Drop the pictures from the entries below, then reproduce the rest exactly.

─── TASK MATERIAL ───

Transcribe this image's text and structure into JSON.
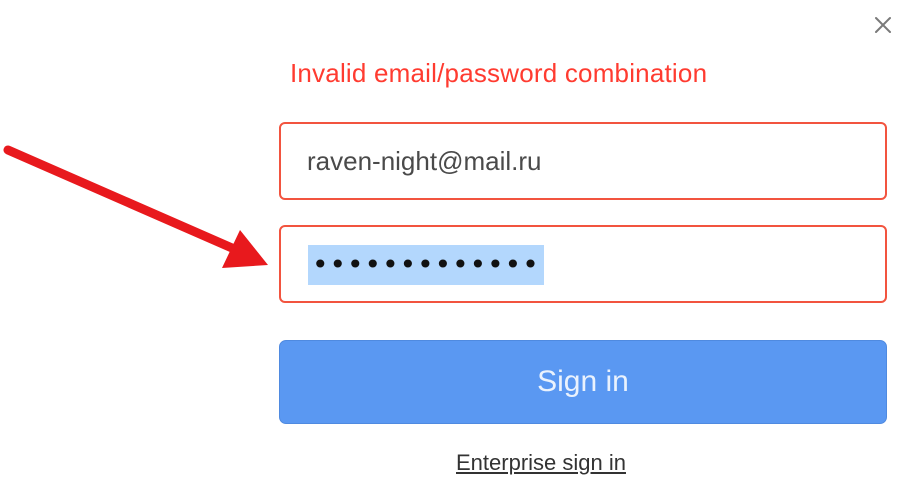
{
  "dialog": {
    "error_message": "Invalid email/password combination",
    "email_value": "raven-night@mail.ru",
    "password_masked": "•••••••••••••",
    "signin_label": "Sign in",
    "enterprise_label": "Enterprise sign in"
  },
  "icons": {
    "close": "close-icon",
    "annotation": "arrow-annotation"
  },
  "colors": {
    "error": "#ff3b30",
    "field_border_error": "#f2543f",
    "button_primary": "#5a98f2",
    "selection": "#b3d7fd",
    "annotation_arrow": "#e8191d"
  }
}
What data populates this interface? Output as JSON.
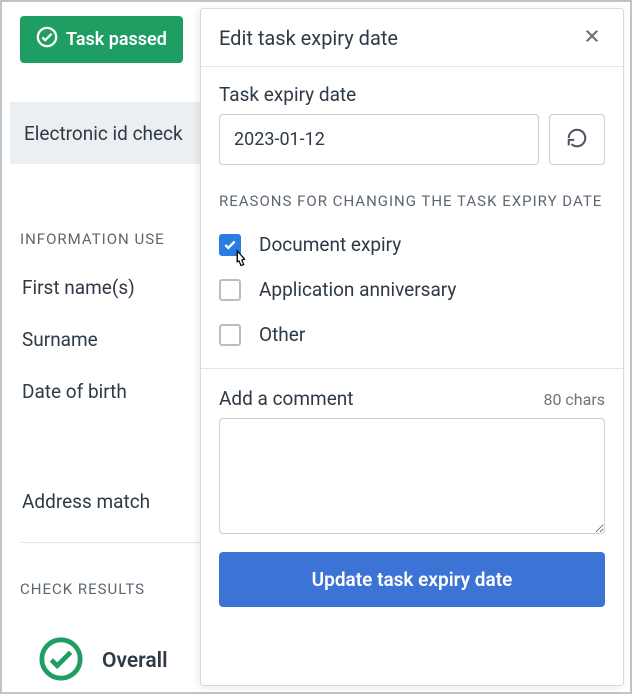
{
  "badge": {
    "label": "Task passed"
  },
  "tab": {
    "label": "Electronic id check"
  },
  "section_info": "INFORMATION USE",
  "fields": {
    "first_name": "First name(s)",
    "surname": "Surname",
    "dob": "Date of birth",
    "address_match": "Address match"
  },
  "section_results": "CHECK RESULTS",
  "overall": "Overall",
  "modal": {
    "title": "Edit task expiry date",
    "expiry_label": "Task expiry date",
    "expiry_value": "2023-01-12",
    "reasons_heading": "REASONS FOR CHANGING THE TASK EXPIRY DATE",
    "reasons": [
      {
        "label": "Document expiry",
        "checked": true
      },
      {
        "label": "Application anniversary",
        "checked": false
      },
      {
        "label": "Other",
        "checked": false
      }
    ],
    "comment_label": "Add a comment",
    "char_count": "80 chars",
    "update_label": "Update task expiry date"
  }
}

───

*COMPLETED TASK:*
Transcribe this image's text and structure into JSON.
{
  "dialog": {
    "error_message": "Invalid email/password combination",
    "email_value": "raven-night@mail.ru",
    "password_masked": "•••••••••••••",
    "signin_label": "Sign in",
    "enterprise_label": "Enterprise sign in"
  },
  "icons": {
    "close": "close-icon",
    "annotation": "arrow-annotation"
  },
  "colors": {
    "error": "#ff3b30",
    "field_border_error": "#f2543f",
    "button_primary": "#5a98f2",
    "selection": "#b3d7fd",
    "annotation_arrow": "#e8191d"
  }
}
What data populates this interface? Output as JSON.
{
  "badge": {
    "label": "Task passed"
  },
  "tab": {
    "label": "Electronic id check"
  },
  "section_info": "INFORMATION USE",
  "fields": {
    "first_name": "First name(s)",
    "surname": "Surname",
    "dob": "Date of birth",
    "address_match": "Address match"
  },
  "section_results": "CHECK RESULTS",
  "overall": "Overall",
  "modal": {
    "title": "Edit task expiry date",
    "expiry_label": "Task expiry date",
    "expiry_value": "2023-01-12",
    "reasons_heading": "REASONS FOR CHANGING THE TASK EXPIRY DATE",
    "reasons": [
      {
        "label": "Document expiry",
        "checked": true
      },
      {
        "label": "Application anniversary",
        "checked": false
      },
      {
        "label": "Other",
        "checked": false
      }
    ],
    "comment_label": "Add a comment",
    "char_count": "80 chars",
    "update_label": "Update task expiry date"
  }
}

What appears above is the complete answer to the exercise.